[EXTRACT]:
########

DevOps

VIO – A Closer Look from a vSphere Administrator View.

Julienne_PhamBy Julienne Pham

A version of VMware Integrated OpenStack was released in April, and for the DevOps team, the Cloud API did not change from one vendor to another. So, how does it impact me as a vSphere administrator?

This article will go through how VIO can be managed through the vSphere Web Client.

After deploying the VIO cluster services instance, this is what I have noticed:

One Single Pane of Glass

Yes, the initial OVA deployment involves the registration of the VMware Integrated OpenStack services to vCenter Service, so there is no surprise to see the OpenStack logo on the vSphere Web Client.

Instead, I find it very practical to be able to configure all the services through the same vSphere Web Client.

JPham vSphere Web Client

 

Backup and Restore Configuration File

I like this feature in particular, if you are like me, someone who is constantly multitasking, it is really a gain of time when you have to redeploy the OpenStack services or troubleshoot any deployment issue.

########

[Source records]

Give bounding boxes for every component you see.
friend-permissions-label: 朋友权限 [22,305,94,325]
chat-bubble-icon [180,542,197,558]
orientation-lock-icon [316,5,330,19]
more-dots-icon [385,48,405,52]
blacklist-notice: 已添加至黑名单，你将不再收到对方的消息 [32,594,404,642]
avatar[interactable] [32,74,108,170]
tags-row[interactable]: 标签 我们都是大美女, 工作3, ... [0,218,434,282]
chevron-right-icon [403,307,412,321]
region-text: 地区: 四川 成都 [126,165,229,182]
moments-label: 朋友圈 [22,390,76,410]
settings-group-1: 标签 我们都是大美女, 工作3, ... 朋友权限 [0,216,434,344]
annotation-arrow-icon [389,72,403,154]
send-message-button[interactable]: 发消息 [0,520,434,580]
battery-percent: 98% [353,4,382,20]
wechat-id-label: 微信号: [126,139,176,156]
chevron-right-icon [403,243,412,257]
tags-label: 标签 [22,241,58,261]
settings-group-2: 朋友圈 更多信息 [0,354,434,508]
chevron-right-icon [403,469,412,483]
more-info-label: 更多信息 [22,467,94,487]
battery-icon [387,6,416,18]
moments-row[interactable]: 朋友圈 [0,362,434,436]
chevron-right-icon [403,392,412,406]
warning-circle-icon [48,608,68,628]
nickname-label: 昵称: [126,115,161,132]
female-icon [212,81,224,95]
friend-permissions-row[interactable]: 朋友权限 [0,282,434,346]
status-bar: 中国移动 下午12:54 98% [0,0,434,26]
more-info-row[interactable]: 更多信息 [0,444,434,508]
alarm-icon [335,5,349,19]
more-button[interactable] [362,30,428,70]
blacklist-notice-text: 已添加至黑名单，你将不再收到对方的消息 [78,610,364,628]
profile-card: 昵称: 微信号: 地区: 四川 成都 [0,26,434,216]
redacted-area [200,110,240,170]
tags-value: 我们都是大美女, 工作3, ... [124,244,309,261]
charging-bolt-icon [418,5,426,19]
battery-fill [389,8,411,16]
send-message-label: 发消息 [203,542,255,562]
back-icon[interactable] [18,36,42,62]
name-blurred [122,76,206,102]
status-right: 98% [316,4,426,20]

########

[REQUIRED WORK]:
**A.** In the VIO article, which logo does the author expect to see on the vSphere Web Client after the OVA deployment?
**B.** Transcribe the passage of the VIO article that opens with the words containing "Julienne_PhamBy Julienne Pham" and closes with "on the vSphere Web Client.".
This data was drawn from a separate source.

[EXERCISE RESULTS]:
**A.** The OpenStack logo.

**B.**
Julienne_PhamBy Julienne Pham

A version of VMware Integrated OpenStack was released in April, and for the DevOps team, the Cloud API did not change from one vendor to another. So, how does it impact me as a vSphere administrator?

This article will go through how VIO can be managed through the vSphere Web Client.

After deploying the VIO cluster services instance, this is what I have noticed:

One Single Pane of Glass

Yes, the initial OVA deployment involves the registration of the VMware Integrated OpenStack services to vCenter Service, so there is no surprise to see the OpenStack logo on the vSphere Web Client.